[start of RECORDS FOR PROCESSING]
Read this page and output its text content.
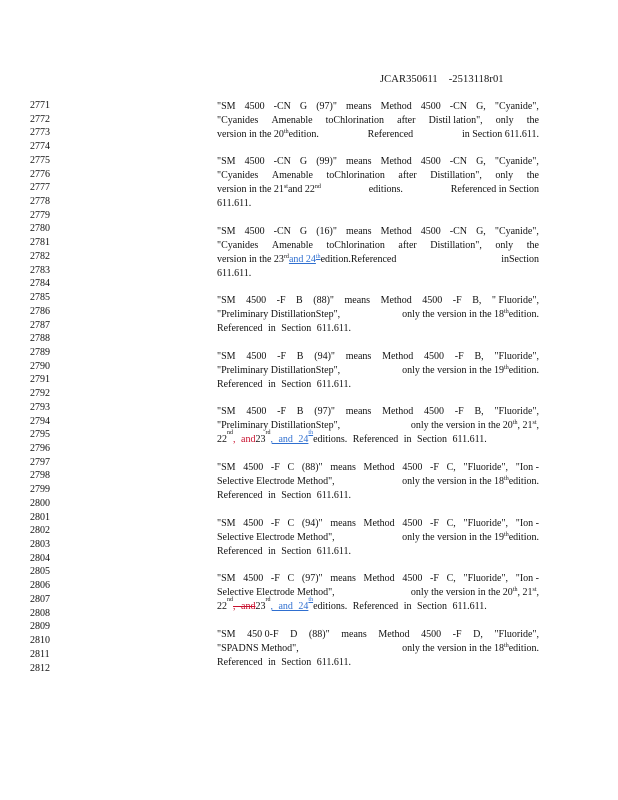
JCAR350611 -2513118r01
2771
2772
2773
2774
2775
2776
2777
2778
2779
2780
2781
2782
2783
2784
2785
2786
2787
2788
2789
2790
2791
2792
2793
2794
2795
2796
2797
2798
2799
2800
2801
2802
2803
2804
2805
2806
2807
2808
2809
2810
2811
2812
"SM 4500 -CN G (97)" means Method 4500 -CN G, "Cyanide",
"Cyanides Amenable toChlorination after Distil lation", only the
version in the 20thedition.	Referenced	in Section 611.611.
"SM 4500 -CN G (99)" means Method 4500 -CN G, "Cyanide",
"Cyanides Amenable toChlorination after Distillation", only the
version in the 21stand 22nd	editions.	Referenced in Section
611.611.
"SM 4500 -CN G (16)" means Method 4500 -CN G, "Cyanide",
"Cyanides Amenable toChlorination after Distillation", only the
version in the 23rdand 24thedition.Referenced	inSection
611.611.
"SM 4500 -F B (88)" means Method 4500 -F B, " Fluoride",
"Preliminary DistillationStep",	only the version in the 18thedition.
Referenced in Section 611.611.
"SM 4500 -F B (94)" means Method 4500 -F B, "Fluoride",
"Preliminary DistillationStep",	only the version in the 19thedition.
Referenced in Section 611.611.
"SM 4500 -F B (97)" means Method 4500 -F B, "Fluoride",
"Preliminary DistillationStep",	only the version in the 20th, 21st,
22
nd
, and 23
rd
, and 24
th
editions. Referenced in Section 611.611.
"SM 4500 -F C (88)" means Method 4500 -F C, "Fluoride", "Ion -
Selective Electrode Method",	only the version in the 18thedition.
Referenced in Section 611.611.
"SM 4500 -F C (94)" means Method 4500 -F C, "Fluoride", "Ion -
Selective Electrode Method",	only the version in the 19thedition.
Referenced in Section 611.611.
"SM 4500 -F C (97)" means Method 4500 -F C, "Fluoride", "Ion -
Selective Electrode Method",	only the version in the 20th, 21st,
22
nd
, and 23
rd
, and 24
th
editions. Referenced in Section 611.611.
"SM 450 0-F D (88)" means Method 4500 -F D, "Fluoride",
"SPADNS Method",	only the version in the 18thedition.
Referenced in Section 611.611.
[end of RECORDS FOR PROCESSING]
[start of RECORDS FOR PROCESSING]
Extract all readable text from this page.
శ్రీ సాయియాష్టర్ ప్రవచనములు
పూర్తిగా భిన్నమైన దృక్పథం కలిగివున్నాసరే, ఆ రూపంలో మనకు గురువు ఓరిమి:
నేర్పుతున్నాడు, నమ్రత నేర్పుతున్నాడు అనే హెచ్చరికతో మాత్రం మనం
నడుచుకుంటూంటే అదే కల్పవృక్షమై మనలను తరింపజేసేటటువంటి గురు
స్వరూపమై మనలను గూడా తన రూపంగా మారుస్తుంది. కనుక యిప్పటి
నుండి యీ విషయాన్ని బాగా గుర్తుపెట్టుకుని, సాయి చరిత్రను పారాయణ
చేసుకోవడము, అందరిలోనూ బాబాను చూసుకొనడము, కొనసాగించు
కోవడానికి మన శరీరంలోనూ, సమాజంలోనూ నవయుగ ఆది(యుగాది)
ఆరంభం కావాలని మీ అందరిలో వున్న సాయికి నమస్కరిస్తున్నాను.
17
[end of RECORDS FOR PROCESSING]
[start of RECORDS FOR PROCESSING]
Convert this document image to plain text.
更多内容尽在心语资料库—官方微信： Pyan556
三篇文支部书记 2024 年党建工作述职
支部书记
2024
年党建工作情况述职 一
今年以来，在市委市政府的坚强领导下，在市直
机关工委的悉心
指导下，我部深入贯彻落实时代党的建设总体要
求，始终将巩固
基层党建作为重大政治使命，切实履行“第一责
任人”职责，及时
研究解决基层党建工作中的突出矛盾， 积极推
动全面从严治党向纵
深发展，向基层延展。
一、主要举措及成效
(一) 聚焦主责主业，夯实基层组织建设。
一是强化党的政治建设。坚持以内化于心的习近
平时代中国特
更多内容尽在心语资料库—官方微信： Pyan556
[end of RECORDS FOR PROCESSING]
Work out how many lines in the records above contain the word "Electrode", and reply with that number alone.

3